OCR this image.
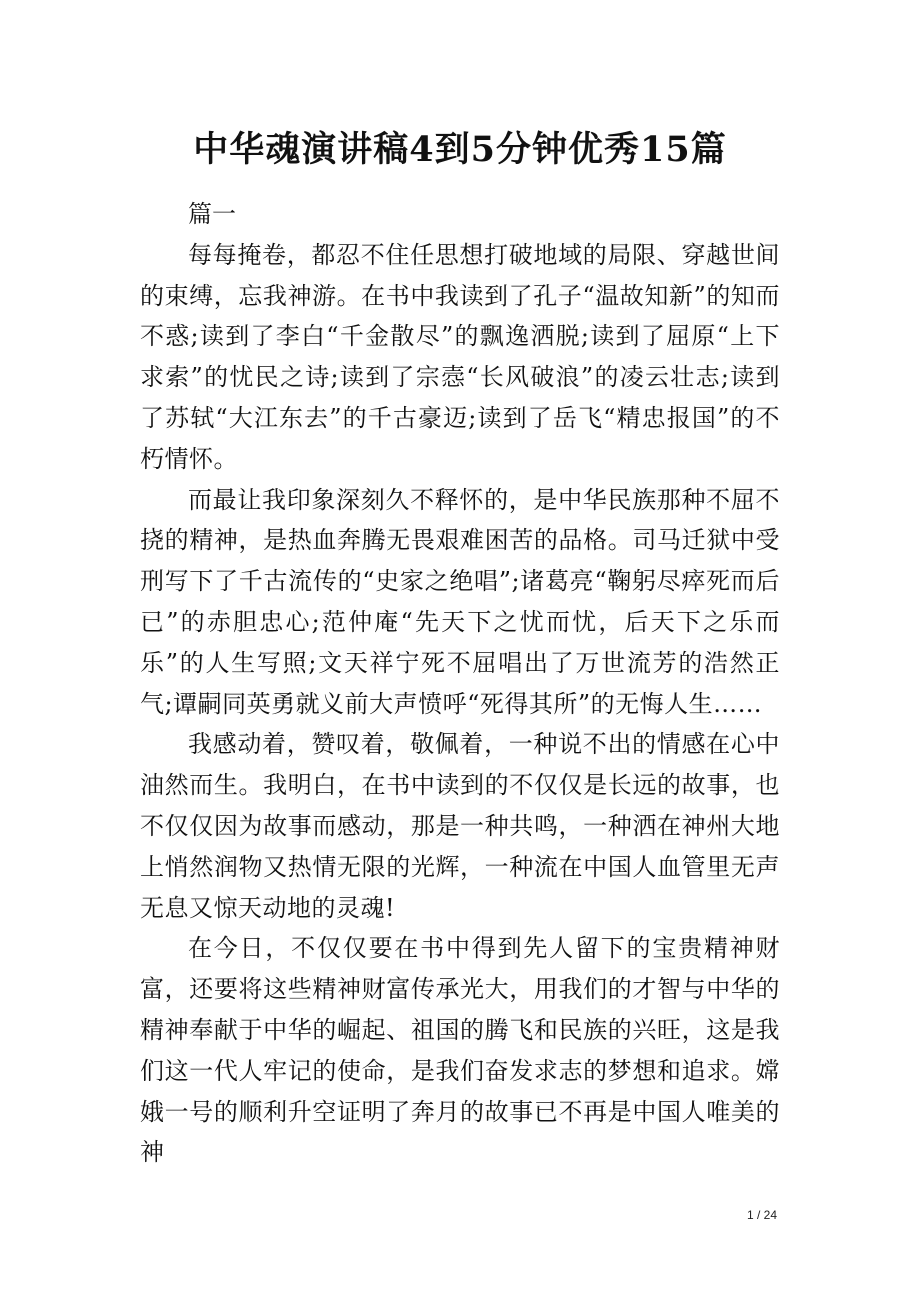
中华魂演讲稿4到5分钟优秀15篇

篇一

每每掩卷，都忍不住任思想打破地域的局限、穿越世间的束缚，忘我神游。在书中我读到了孔子“温故知新”的知而不惑;读到了李白“千金散尽”的飘逸洒脱;读到了屈原“上下求索”的忧民之诗;读到了宗悫“长风破浪”的凌云壮志;读到了苏轼“大江东去”的千古豪迈;读到了岳飞“精忠报国”的不朽情怀。

而最让我印象深刻久不释怀的，是中华民族那种不屈不挠的精神，是热血奔腾无畏艰难困苦的品格。司马迁狱中受刑写下了千古流传的“史家之绝唱”;诸葛亮“鞠躬尽瘁死而后已”的赤胆忠心;范仲庵“先天下之忧而忧，后天下之乐而乐”的人生写照;文天祥宁死不屈唱出了万世流芳的浩然正气;谭嗣同英勇就义前大声愤呼“死得其所”的无悔人生……

我感动着，赞叹着，敬佩着，一种说不出的情感在心中油然而生。我明白，在书中读到的不仅仅是长远的故事，也不仅仅因为故事而感动，那是一种共鸣，一种洒在神州大地上悄然润物又热情无限的光辉，一种流在中国人血管里无声无息又惊天动地的灵魂!

在今日，不仅仅要在书中得到先人留下的宝贵精神财富，还要将这些精神财富传承光大，用我们的才智与中华的精神奉献于中华的崛起、祖国的腾飞和民族的兴旺，这是我们这一代人牢记的使命，是我们奋发求志的梦想和追求。嫦娥一号的顺利升空证明了奔月的故事已不再是中国人唯美的神

1 / 24
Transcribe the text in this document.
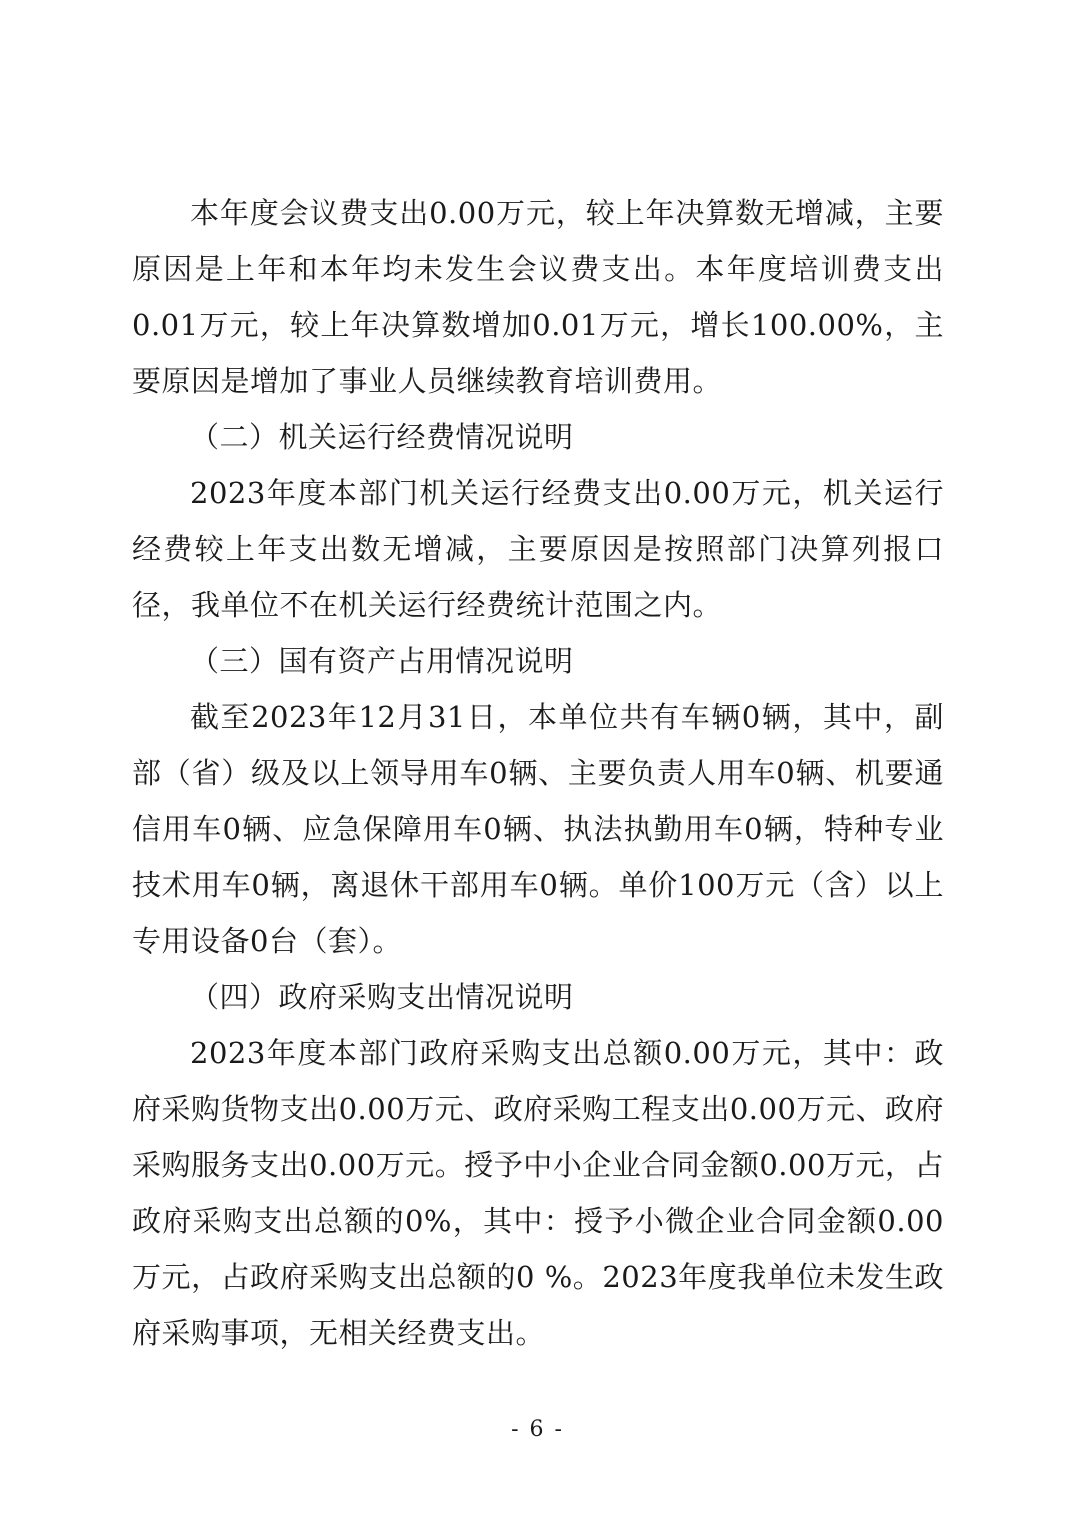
本年度会议费支出0.00万元，较上年决算数无增减，主要原因是上年和本年均未发生会议费支出。本年度培训费支出0.01万元，较上年决算数增加0.01万元，增长100.00%，主要原因是增加了事业人员继续教育培训费用。

（二）机关运行经费情况说明

2023年度本部门机关运行经费支出0.00万元，机关运行经费较上年支出数无增减，主要原因是按照部门决算列报口径，我单位不在机关运行经费统计范围之内。

（三）国有资产占用情况说明

截至2023年12月31日，本单位共有车辆0辆，其中，副部（省）级及以上领导用车0辆、主要负责人用车0辆、机要通信用车0辆、应急保障用车0辆、执法执勤用车0辆，特种专业技术用车0辆，离退休干部用车0辆。单价100万元（含）以上专用设备0台（套）。

（四）政府采购支出情况说明

2023年度本部门政府采购支出总额0.00万元，其中：政府采购货物支出0.00万元、政府采购工程支出0.00万元、政府采购服务支出0.00万元。授予中小企业合同金额0.00万元，占政府采购支出总额的0%，其中：授予小微企业合同金额0.00万元，占政府采购支出总额的0 %。2023年度我单位未发生政府采购事项，无相关经费支出。

- 6 -
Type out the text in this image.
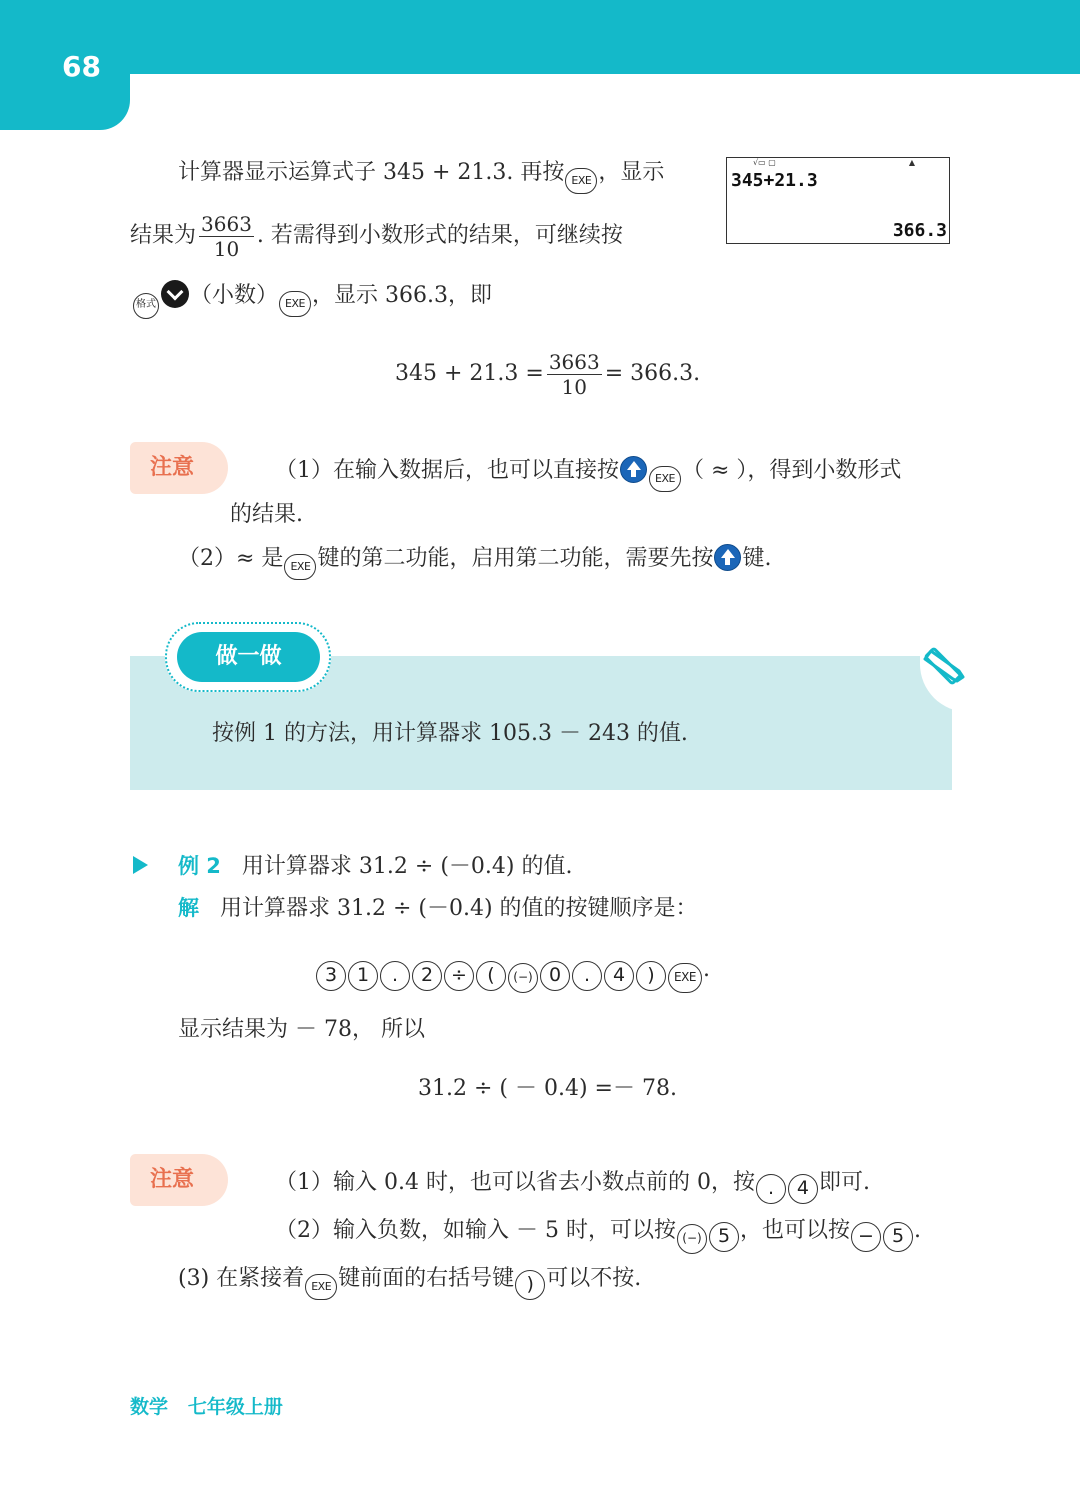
68
计算器显示运算式子 345 + 21.3. 再按 EXE ，显示
结果为 $\frac{3663}{10}$ . 若需得到小数形式的结果，可继续按
格式 （小数） EXE ，显示 366.3，即
√▭ ▢	▲
345+21.3
366.3
$345 + 21.3 = \frac{3663}{10} = 366.3$.
注意	（1）在输入数据后，也可以直接按	EXE （ ≈ ），得到小数形式
的结果.
（2）≈ 是 EXE 键的第二功能，启用第二功能，需要先按 键.
做一做
按例 1 的方法，用计算器求 105.3 － 243 的值.
例 2 用计算器求 31.2 ÷ (－0.4) 的值.
解 用计算器求 31.2 ÷ (－0.4) 的值的按键顺序是：
3 1 . 2 ÷ ( (−) 0 . 4 ) EXE .
显示结果为 － 78， 所以
31.2 ÷ ( － 0.4) =－ 78.
注意	（1）输入 0.4 时，也可以省去小数点前的 0，按 . 4 即可.
（2）输入负数，如输入 － 5 时，可以按 (−) 5 ，也可以按 − 5 .
(3) 在紧接着 EXE 键前面的右括号键 ) 可以不按.
数学 七年级上册
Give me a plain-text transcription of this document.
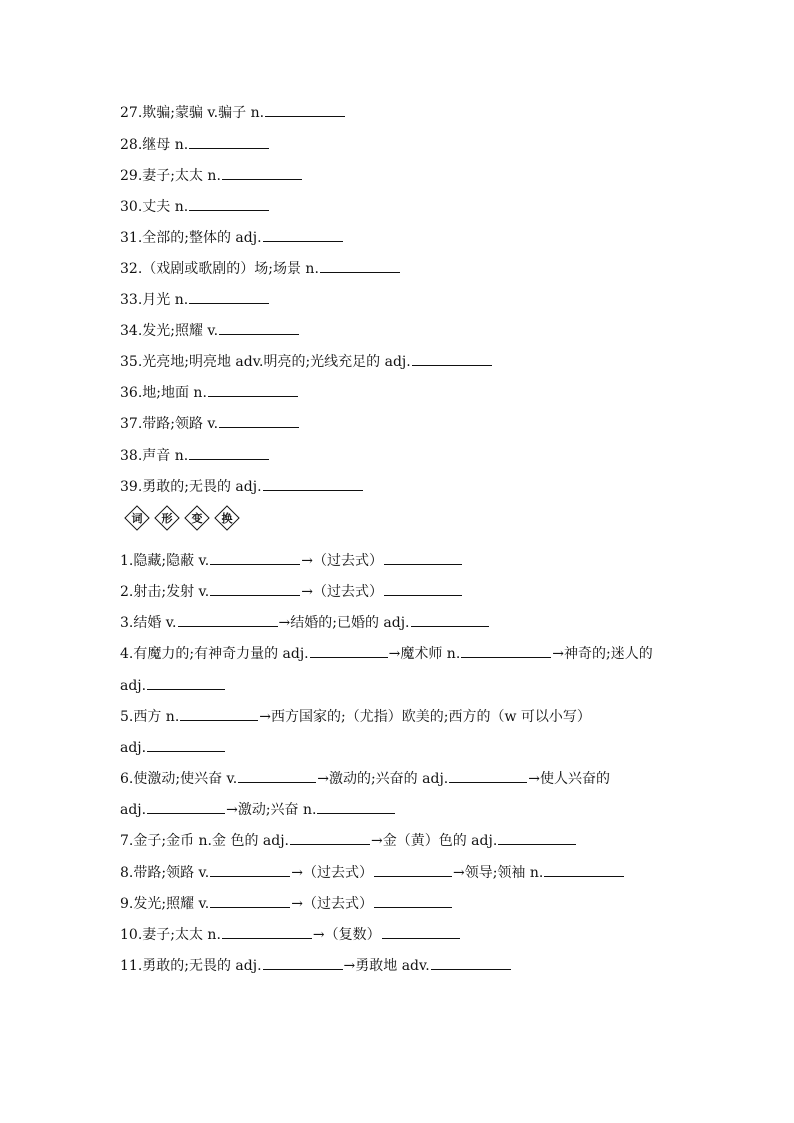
27.欺骗;蒙骗 v.骗子 n.
28.继母 n.
29.妻子;太太 n.
30.丈夫 n.
31.全部的;整体的 adj.
32.（戏剧或歌剧的）场;场景 n.
33.月光 n.
34.发光;照耀 v.
35.光亮地;明亮地 adv.明亮的;光线充足的 adj.
36.地;地面 n.
37.带路;领路 v.
38.声音 n.
39.勇敢的;无畏的 adj.
词	形	变	换
1.隐藏;隐蔽 v.	→（过去式）
2.射击;发射 v.	→（过去式）
3.结婚 v.	→结婚的;已婚的 adj.
4.有魔力的;有神奇力量的 adj.	→魔术师 n.	→神奇的;迷人的
adj.
5.西方 n.	→西方国家的;（尤指）欧美的;西方的（w 可以小写）
adj.
6.使激动;使兴奋 v.	→激动的;兴奋的 adj.	→使人兴奋的
adj.	→激动;兴奋 n.
7.金子;金币 n.金 色的 adj.	→金（黄）色的 adj.
8.带路;领路 v.	→（过去式）	→领导;领袖 n.
9.发光;照耀 v.	→（过去式）
10.妻子;太太 n.	→（复数）
11.勇敢的;无畏的 adj.	→勇敢地 adv.
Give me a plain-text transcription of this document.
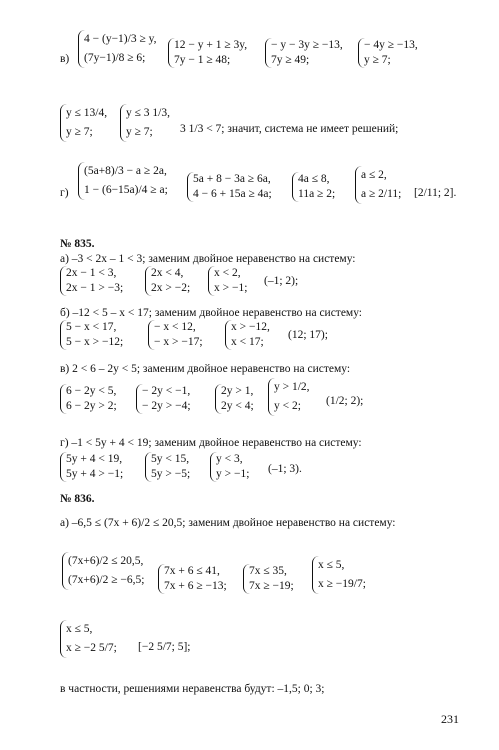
в)
4 − (y−1)/3 ≥ y,
(7y−1)/8 ≥ 6;
12 − y + 1 ≥ 3y,
7y − 1 ≥ 48;
− y − 3y ≥ −13,
7y ≥ 49;
− 4y ≥ −13,
y ≥ 7;
y ≤ 13/4,
y ≥ 7;
y ≤ 3 1/3,
y ≥ 7;	3 1/3 < 7; значит, система не имеет решений;
г)
(5a+8)/3 − a ≥ 2a,
1 − (6−15a)/4 ≥ a;
5a + 8 − 3a ≥ 6a,
4 − 6 + 15a ≥ 4a;
4a ≤ 8,
11a ≥ 2;
a ≤ 2,
a ≥ 2/11; [2/11; 2].
№ 835.
а) –3 < 2x – 1 < 3; заменим двойное неравенство на систему:
2x − 1 < 3,
2x − 1 > −3;
2x < 4,
2x > −2;
x < 2,
x > −1;
(–1; 2);
б) –12 < 5 – x < 17; заменим двойное неравенство на систему:
5 − x < 17,
5 − x > −12;
− x < 12,
− x > −17;
x > −12,
x < 17;
(12; 17);
в) 2 < 6 – 2y < 5; заменим двойное неравенство на систему:
6 − 2y < 5,
6 − 2y > 2;
− 2y < −1,
− 2y > −4;
2y > 1,
2y < 4;
y > 1/2,
y < 2;	(1/2; 2);
г) –1 < 5y + 4 < 19; заменим двойное неравенство на систему:
5y + 4 < 19,
5y + 4 > −1;
5y < 15,
5y > −5;
y < 3,
y > −1; (–1; 3).
№ 836.
а) –6,5 ≤ (7x + 6)/2 ≤ 20,5; заменим двойное неравенство на систему:
(7x+6)/2 ≤ 20,5,
(7x+6)/2 ≥ −6,5;
7x + 6 ≤ 41,
7x + 6 ≥ −13;
7x ≤ 35,
7x ≥ −19;
x ≤ 5,
x ≥ −19/7;
x ≤ 5,
x ≥ −2 5/7; [−2 5/7; 5];
в частности, решениями неравенства будут: –1,5; 0; 3;
231
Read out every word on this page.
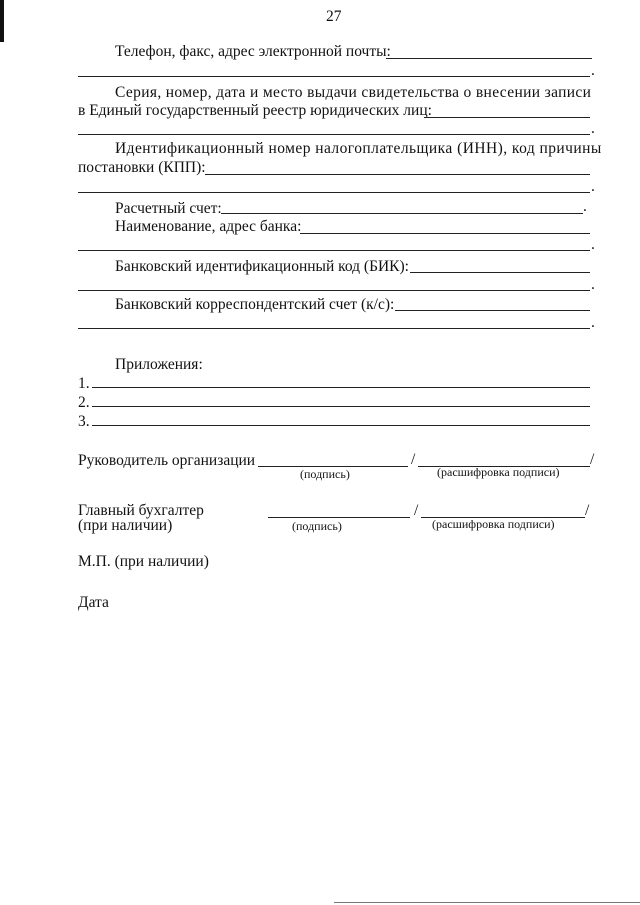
27
Телефон, факс, адрес электронной почты:
.
Серия, номер, дата и место выдачи свидетельства о внесении записи
в Единый государственный реестр юридических лиц:
.
Идентификационный номер налогоплательщика (ИНН), код причины
постановки (КПП):
.
Расчетный счет:	.
Наименование, адрес банка:
.
Банковский идентификационный код (БИК):
.
Банковский корреспондентский счет (к/с):
.
Приложения:
1.
2.
3.
Руководитель организации	/	/
(подпись)	(расшифровка подписи)
Главный бухгалтер
(при наличии)
/	/
(подпись)	(расшифровка подписи)
М.П. (при наличии)
Дата
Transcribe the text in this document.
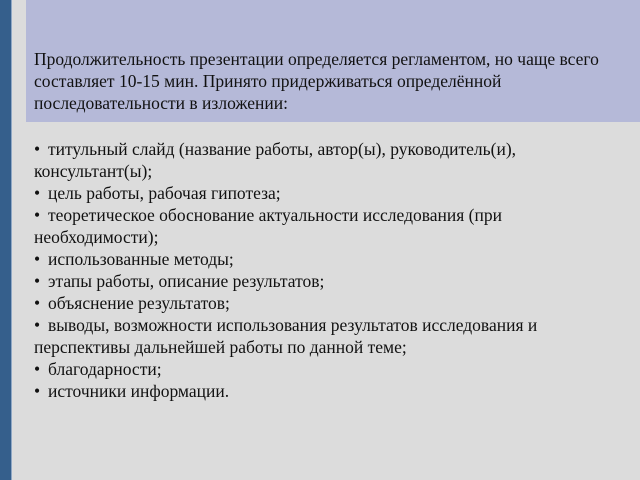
Продолжительность презентации определяется регламентом, но чаще всего составляет 10-15 мин. Принято придерживаться определённой последовательности в изложении:

• титульный слайд (название работы, автор(ы), руководитель(и), консультант(ы);
• цель работы, рабочая гипотеза;
• теоретическое обоснование актуальности исследования (при необходимости);
• использованные методы;
• этапы работы, описание результатов;
• объяснение результатов;
• выводы, возможности использования результатов исследования и перспективы дальнейшей работы по данной теме;
• благодарности;
• источники информации.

#### PROBLEM REQUIREMENTS
Go through the data above and find the lines with the word "Банковский". Copy each of those lines.

#### PROBLEM SOLUTION
Банковский идентификационный код (БИК):
Банковский корреспондентский счет (к/с):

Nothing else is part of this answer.